**STATED GOAL:**
The entries below should be output exactly as written.

***

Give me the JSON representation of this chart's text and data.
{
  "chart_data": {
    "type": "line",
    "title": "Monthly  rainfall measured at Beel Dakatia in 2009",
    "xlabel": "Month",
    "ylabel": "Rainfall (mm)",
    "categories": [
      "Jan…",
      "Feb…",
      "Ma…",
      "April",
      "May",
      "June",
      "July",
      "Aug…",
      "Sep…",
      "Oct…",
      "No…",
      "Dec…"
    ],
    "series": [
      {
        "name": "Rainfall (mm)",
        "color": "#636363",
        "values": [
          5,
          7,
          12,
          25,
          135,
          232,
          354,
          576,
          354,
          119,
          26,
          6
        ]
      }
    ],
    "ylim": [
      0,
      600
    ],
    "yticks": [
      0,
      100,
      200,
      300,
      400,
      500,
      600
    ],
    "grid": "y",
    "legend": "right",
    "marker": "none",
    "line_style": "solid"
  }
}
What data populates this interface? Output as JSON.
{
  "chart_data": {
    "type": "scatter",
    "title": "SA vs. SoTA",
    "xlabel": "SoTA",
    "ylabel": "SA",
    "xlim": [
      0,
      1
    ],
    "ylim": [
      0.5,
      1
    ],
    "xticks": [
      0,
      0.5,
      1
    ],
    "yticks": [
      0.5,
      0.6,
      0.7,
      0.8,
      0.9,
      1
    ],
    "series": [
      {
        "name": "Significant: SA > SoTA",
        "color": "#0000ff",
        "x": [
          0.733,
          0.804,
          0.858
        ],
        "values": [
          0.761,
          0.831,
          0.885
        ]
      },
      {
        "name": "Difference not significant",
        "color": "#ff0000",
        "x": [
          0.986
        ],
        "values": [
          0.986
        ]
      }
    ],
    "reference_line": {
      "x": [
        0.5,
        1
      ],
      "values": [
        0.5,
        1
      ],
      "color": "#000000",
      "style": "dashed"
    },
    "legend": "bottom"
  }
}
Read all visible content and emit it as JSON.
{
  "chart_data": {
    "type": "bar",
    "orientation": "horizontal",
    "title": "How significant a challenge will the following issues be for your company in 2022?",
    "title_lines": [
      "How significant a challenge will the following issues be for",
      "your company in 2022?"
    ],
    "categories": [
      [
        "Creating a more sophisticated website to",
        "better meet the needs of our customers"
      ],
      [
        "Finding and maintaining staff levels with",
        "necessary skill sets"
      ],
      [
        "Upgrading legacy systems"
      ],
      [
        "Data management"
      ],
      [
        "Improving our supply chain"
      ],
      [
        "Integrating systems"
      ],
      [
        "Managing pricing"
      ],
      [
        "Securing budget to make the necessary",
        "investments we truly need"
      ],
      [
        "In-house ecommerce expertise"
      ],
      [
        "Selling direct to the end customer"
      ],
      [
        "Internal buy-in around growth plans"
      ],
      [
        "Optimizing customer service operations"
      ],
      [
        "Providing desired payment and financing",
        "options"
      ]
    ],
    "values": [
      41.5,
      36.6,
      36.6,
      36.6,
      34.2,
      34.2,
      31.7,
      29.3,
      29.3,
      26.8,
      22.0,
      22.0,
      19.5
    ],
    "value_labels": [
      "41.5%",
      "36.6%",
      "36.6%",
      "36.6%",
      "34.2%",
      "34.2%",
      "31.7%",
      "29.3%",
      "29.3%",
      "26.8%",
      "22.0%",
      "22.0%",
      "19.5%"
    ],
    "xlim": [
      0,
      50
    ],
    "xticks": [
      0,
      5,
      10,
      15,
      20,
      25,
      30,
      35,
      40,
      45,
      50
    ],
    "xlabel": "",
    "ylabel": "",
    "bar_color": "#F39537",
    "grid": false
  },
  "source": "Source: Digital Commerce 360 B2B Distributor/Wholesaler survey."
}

***

**SOLUTION TO THIS TASK:**
Give me the JSON representation of this chart's text and data.
{
  "chart_data": {
    "type": "line",
    "title": "Monthly  rainfall measured at Beel Dakatia in 2009",
    "xlabel": "Month",
    "ylabel": "Rainfall (mm)",
    "categories": [
      "Jan…",
      "Feb…",
      "Ma…",
      "April",
      "May",
      "June",
      "July",
      "Aug…",
      "Sep…",
      "Oct…",
      "No…",
      "Dec…"
    ],
    "series": [
      {
        "name": "Rainfall (mm)",
        "color": "#636363",
        "values": [
          5,
          7,
          12,
          25,
          135,
          232,
          354,
          576,
          354,
          119,
          26,
          6
        ]
      }
    ],
    "ylim": [
      0,
      600
    ],
    "yticks": [
      0,
      100,
      200,
      300,
      400,
      500,
      600
    ],
    "grid": "y",
    "legend": "right",
    "marker": "none",
    "line_style": "solid"
  }
}
What data populates this interface? Output as JSON.
{
  "chart_data": {
    "type": "scatter",
    "title": "SA vs. SoTA",
    "xlabel": "SoTA",
    "ylabel": "SA",
    "xlim": [
      0,
      1
    ],
    "ylim": [
      0.5,
      1
    ],
    "xticks": [
      0,
      0.5,
      1
    ],
    "yticks": [
      0.5,
      0.6,
      0.7,
      0.8,
      0.9,
      1
    ],
    "series": [
      {
        "name": "Significant: SA > SoTA",
        "color": "#0000ff",
        "x": [
          0.733,
          0.804,
          0.858
        ],
        "values": [
          0.761,
          0.831,
          0.885
        ]
      },
      {
        "name": "Difference not significant",
        "color": "#ff0000",
        "x": [
          0.986
        ],
        "values": [
          0.986
        ]
      }
    ],
    "reference_line": {
      "x": [
        0.5,
        1
      ],
      "values": [
        0.5,
        1
      ],
      "color": "#000000",
      "style": "dashed"
    },
    "legend": "bottom"
  }
}
Read all visible content and emit it as JSON.
{
  "chart_data": {
    "type": "bar",
    "orientation": "horizontal",
    "title": "How significant a challenge will the following issues be for your company in 2022?",
    "title_lines": [
      "How significant a challenge will the following issues be for",
      "your company in 2022?"
    ],
    "categories": [
      [
        "Creating a more sophisticated website to",
        "better meet the needs of our customers"
      ],
      [
        "Finding and maintaining staff levels with",
        "necessary skill sets"
      ],
      [
        "Upgrading legacy systems"
      ],
      [
        "Data management"
      ],
      [
        "Improving our supply chain"
      ],
      [
        "Integrating systems"
      ],
      [
        "Managing pricing"
      ],
      [
        "Securing budget to make the necessary",
        "investments we truly need"
      ],
      [
        "In-house ecommerce expertise"
      ],
      [
        "Selling direct to the end customer"
      ],
      [
        "Internal buy-in around growth plans"
      ],
      [
        "Optimizing customer service operations"
      ],
      [
        "Providing desired payment and financing",
        "options"
      ]
    ],
    "values": [
      41.5,
      36.6,
      36.6,
      36.6,
      34.2,
      34.2,
      31.7,
      29.3,
      29.3,
      26.8,
      22.0,
      22.0,
      19.5
    ],
    "value_labels": [
      "41.5%",
      "36.6%",
      "36.6%",
      "36.6%",
      "34.2%",
      "34.2%",
      "31.7%",
      "29.3%",
      "29.3%",
      "26.8%",
      "22.0%",
      "22.0%",
      "19.5%"
    ],
    "xlim": [
      0,
      50
    ],
    "xticks": [
      0,
      5,
      10,
      15,
      20,
      25,
      30,
      35,
      40,
      45,
      50
    ],
    "xlabel": "",
    "ylabel": "",
    "bar_color": "#F39537",
    "grid": false
  },
  "source": "Source: Digital Commerce 360 B2B Distributor/Wholesaler survey."
}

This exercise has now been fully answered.